++++ AVAILABLE RECORDS

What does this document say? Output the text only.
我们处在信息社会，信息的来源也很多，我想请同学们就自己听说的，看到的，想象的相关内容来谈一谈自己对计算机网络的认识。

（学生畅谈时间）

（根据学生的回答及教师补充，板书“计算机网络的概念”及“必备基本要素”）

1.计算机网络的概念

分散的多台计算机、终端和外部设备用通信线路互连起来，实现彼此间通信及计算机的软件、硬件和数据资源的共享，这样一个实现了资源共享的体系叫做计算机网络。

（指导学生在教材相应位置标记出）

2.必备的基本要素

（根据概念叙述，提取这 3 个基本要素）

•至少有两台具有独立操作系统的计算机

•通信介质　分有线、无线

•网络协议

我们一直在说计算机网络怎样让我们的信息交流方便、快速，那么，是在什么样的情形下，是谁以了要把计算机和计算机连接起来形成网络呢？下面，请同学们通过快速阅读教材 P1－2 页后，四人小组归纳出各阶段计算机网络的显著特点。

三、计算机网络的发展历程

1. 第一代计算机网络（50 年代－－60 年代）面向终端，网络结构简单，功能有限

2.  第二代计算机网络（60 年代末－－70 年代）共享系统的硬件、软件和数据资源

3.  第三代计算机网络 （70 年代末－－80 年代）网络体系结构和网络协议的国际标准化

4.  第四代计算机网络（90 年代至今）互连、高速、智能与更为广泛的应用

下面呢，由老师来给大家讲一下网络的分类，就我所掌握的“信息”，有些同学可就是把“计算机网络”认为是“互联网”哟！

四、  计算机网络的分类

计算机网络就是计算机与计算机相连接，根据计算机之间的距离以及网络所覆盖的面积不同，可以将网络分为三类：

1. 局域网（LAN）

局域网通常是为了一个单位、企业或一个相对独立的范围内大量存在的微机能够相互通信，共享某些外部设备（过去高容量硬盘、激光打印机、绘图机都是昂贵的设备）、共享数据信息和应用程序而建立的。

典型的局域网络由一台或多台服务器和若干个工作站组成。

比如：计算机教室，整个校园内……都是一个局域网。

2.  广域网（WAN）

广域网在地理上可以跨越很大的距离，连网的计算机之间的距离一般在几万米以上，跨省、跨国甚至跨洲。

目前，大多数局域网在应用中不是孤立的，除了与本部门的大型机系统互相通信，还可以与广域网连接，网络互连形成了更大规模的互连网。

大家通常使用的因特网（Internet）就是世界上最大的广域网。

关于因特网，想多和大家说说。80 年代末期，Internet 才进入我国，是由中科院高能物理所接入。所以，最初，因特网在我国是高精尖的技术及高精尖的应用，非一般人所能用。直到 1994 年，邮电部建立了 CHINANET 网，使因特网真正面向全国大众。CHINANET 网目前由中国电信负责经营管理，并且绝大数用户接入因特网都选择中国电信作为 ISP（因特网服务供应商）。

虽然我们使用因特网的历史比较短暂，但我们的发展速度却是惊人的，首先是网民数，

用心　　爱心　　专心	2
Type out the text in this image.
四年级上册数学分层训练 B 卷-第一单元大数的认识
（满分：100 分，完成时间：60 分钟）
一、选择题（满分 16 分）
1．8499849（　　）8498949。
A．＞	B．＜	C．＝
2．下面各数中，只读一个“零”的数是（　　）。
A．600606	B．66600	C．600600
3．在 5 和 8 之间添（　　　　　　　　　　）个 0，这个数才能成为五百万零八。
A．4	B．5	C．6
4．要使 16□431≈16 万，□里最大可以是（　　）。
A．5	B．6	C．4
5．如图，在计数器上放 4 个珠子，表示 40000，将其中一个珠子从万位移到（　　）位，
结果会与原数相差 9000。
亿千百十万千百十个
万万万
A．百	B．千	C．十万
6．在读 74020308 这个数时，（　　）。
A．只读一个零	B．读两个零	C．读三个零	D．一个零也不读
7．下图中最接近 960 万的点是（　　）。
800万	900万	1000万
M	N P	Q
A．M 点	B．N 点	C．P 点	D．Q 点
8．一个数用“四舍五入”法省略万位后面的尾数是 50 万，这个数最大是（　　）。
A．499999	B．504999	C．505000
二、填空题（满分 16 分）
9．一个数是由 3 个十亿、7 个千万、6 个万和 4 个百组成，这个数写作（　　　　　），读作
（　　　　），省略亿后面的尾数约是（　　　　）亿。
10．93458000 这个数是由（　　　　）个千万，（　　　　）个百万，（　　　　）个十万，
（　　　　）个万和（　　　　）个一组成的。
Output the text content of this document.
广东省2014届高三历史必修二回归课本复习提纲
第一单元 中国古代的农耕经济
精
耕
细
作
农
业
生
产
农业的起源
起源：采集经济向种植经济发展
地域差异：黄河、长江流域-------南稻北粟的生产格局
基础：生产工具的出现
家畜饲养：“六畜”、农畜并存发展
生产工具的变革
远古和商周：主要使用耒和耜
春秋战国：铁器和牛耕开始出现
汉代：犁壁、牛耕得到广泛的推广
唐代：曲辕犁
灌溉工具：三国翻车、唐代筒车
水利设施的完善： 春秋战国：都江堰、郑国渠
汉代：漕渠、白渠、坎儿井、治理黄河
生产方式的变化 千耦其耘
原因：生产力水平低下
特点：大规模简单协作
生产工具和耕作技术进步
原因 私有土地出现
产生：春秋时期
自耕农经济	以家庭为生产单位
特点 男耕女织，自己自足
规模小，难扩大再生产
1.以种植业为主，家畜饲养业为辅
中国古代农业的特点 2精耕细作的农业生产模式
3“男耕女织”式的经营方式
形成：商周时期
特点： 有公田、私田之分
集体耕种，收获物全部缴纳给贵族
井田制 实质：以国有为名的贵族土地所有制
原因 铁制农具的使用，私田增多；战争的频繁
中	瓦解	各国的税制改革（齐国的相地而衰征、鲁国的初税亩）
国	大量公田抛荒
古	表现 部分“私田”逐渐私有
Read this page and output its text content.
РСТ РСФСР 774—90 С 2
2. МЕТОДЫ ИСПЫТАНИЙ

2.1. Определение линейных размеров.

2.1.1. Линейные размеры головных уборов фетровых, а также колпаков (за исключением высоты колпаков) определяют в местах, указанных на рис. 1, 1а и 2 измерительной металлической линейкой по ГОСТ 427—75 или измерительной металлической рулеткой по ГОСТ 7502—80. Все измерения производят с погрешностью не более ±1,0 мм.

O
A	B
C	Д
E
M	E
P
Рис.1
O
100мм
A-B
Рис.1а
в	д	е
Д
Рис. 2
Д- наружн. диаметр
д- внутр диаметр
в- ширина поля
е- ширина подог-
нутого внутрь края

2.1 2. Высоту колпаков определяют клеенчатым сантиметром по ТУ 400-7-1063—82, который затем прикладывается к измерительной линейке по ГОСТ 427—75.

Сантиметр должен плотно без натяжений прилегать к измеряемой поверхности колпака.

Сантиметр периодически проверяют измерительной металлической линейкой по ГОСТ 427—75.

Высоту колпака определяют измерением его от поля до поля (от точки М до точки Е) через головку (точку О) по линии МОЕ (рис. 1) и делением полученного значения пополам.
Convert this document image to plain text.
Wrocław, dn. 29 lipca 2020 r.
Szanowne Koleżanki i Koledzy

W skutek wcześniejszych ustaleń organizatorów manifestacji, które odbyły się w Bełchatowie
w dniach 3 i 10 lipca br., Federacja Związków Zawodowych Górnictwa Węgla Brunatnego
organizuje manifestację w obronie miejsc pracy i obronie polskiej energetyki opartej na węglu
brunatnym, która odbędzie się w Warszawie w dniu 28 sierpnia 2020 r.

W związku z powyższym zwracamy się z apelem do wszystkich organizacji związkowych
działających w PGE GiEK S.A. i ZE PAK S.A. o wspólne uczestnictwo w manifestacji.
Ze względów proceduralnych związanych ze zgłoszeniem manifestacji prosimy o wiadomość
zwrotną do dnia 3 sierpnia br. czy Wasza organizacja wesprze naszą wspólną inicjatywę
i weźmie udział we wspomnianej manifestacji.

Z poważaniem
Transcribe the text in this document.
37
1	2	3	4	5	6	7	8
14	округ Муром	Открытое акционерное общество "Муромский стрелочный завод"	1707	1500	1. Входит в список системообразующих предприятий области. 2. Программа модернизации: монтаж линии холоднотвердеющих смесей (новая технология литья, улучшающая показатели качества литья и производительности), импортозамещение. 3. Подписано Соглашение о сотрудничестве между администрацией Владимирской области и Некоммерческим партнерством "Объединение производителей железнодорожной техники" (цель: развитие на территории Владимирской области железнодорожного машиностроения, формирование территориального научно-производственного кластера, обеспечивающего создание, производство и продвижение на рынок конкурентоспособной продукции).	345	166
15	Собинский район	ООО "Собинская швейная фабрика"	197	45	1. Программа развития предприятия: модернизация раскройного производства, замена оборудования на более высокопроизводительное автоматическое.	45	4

++++++++

Look through the data and show every line containing "image".

# SOLUTION TO THIS TASK
Type out the text in this image.
Convert this document image to plain text.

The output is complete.